··· Records to use
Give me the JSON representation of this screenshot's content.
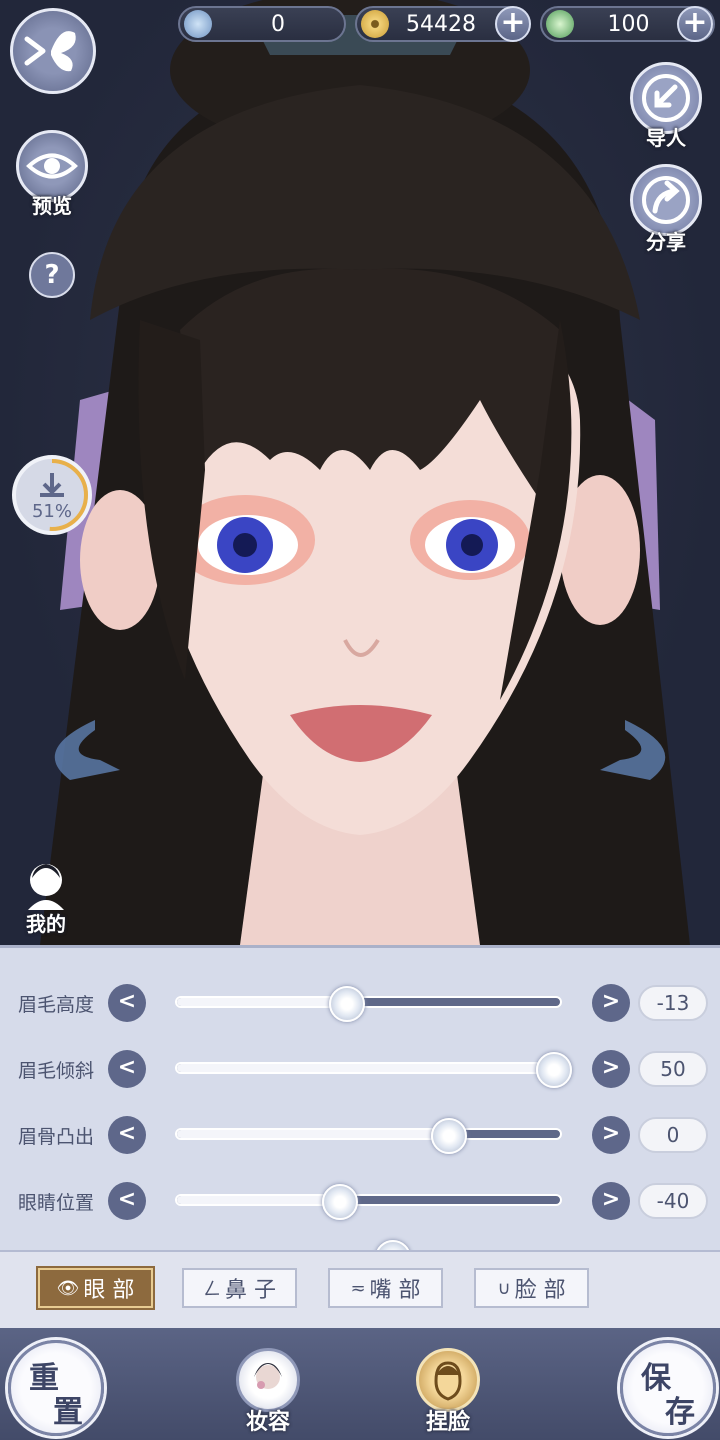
{
  "currencies": [
    {
      "icon": "jade-icon",
      "value": "0"
    },
    {
      "icon": "coin-icon",
      "value": "54428"
    },
    {
      "icon": "swirl-token-icon",
      "value": "100"
    }
  ],
  "left_controls": {
    "preview_label": "预览",
    "help_label": "?",
    "download_progress": "51%",
    "download_fraction": 0.51,
    "mine_label": "我的"
  },
  "right_controls": {
    "import_label": "导人",
    "share_label": "分享"
  },
  "sliders": [
    {
      "label": "眉毛高度",
      "value": "-13",
      "position": 0.445
    },
    {
      "label": "眉毛倾斜",
      "value": "50",
      "position": 0.985
    },
    {
      "label": "眉骨凸出",
      "value": "0",
      "position": 0.71
    },
    {
      "label": "眼睛位置",
      "value": "-40",
      "position": 0.425
    }
  ],
  "tabs": [
    {
      "label": "眼 部",
      "icon": "eye-icon",
      "active": true
    },
    {
      "label": "鼻 子",
      "icon": "nose-icon",
      "active": false
    },
    {
      "label": "嘴 部",
      "icon": "mouth-icon",
      "active": false
    },
    {
      "label": "脸 部",
      "icon": "face-icon",
      "active": false
    }
  ],
  "bottom_nav": {
    "reset": [
      "重",
      "置"
    ],
    "makeup_label": "妆容",
    "face_label": "捏脸",
    "save": [
      "保",
      "存"
    ]
  },
  "colors": {
    "panel": "#d6dbea",
    "accent_active_tab": "#8d6a3e",
    "slider_track": "#5f6889",
    "nav_bar": "#4f5777"
  }
}
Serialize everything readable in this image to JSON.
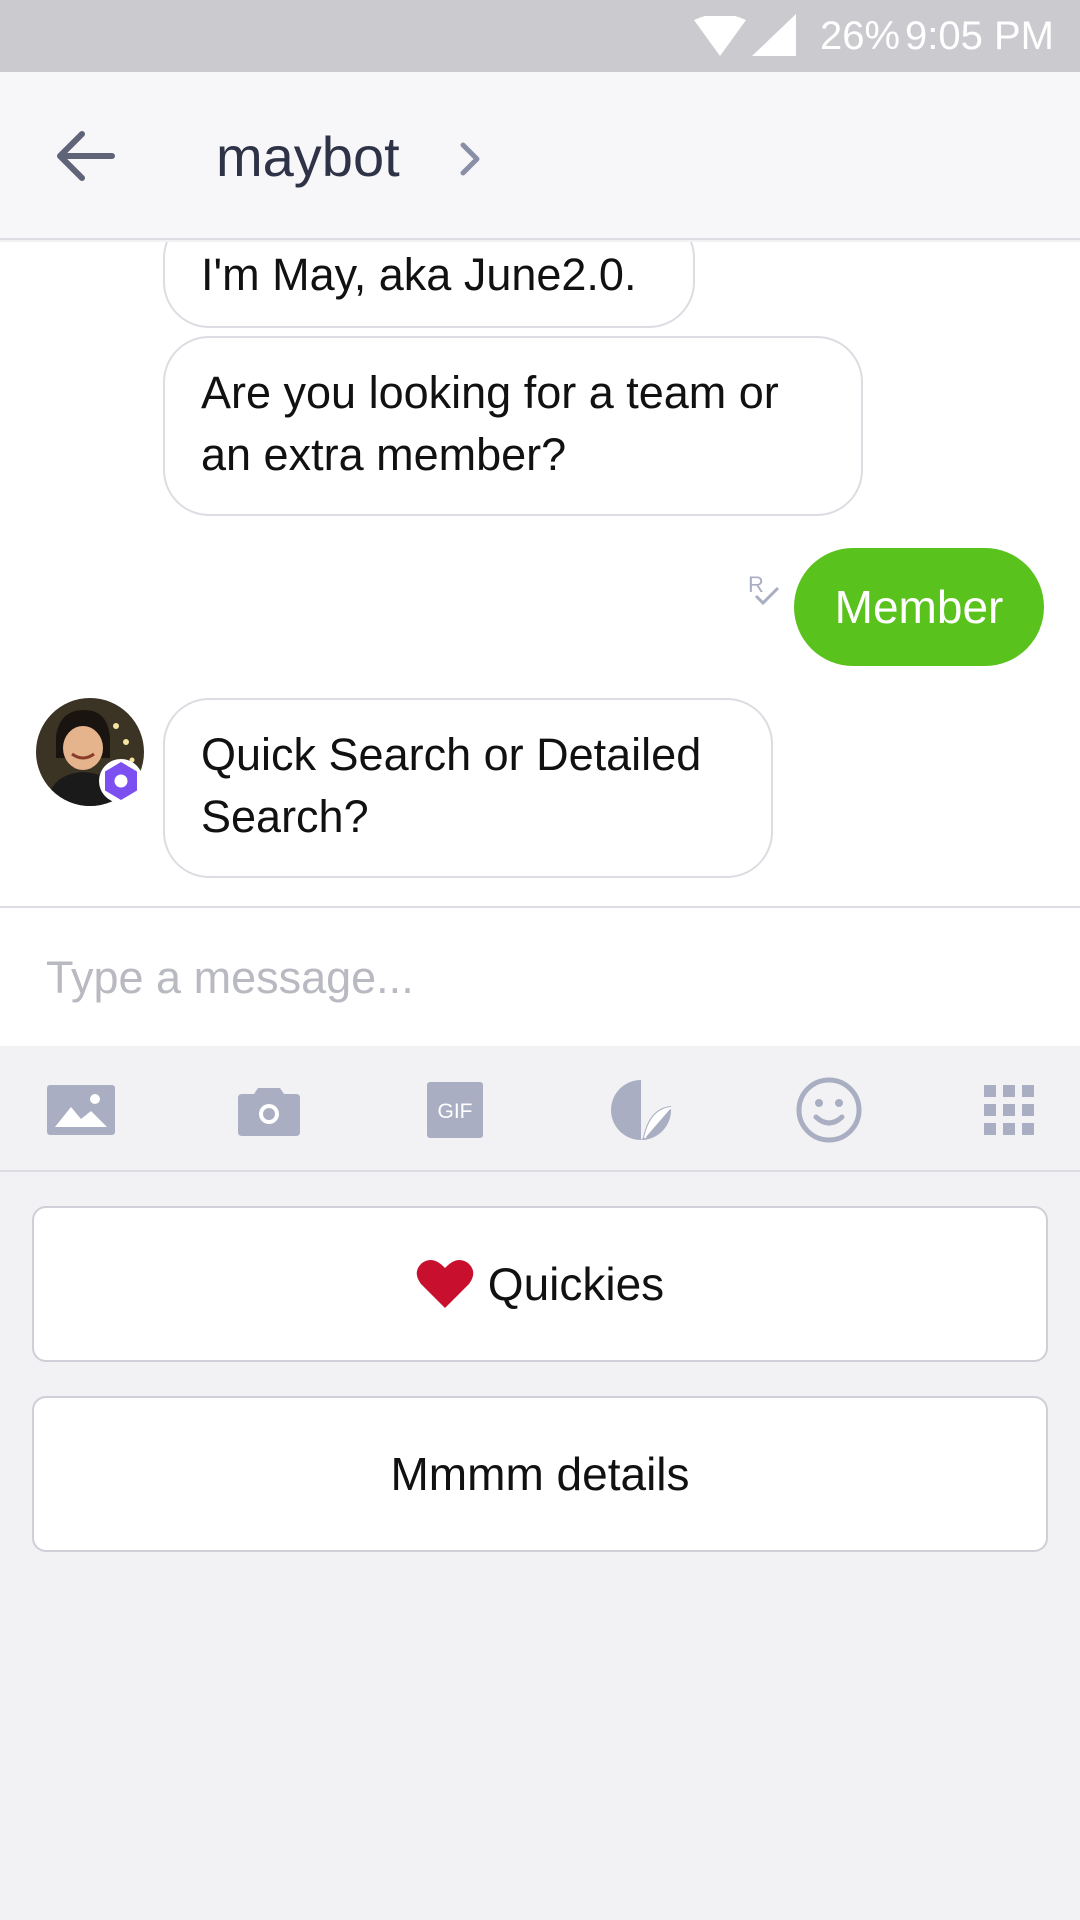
······
Request
Reproduce all of the data exactly, omitting each picture it holds.

Final result
Give me the JSON representation of this screenshot's content.
{
  "currencies": [
    {
      "icon": "jade-icon",
      "value": "0"
    },
    {
      "icon": "coin-icon",
      "value": "54428"
    },
    {
      "icon": "swirl-token-icon",
      "value": "100"
    }
  ],
  "left_controls": {
    "preview_label": "预览",
    "help_label": "?",
    "download_progress": "51%",
    "download_fraction": 0.51,
    "mine_label": "我的"
  },
  "right_controls": {
    "import_label": "导人",
    "share_label": "分享"
  },
  "sliders": [
    {
      "label": "眉毛高度",
      "value": "-13",
      "position": 0.445
    },
    {
      "label": "眉毛倾斜",
      "value": "50",
      "position": 0.985
    },
    {
      "label": "眉骨凸出",
      "value": "0",
      "position": 0.71
    },
    {
      "label": "眼睛位置",
      "value": "-40",
      "position": 0.425
    }
  ],
  "tabs": [
    {
      "label": "眼 部",
      "icon": "eye-icon",
      "active": true
    },
    {
      "label": "鼻 子",
      "icon": "nose-icon",
      "active": false
    },
    {
      "label": "嘴 部",
      "icon": "mouth-icon",
      "active": false
    },
    {
      "label": "脸 部",
      "icon": "face-icon",
      "active": false
    }
  ],
  "bottom_nav": {
    "reset": [
      "重",
      "置"
    ],
    "makeup_label": "妆容",
    "face_label": "捏脸",
    "save": [
      "保",
      "存"
    ]
  },
  "colors": {
    "panel": "#d6dbea",
    "accent_active_tab": "#8d6a3e",
    "slider_track": "#5f6889",
    "nav_bar": "#4f5777"
  }
}
Serialize everything readable in this image to JSON.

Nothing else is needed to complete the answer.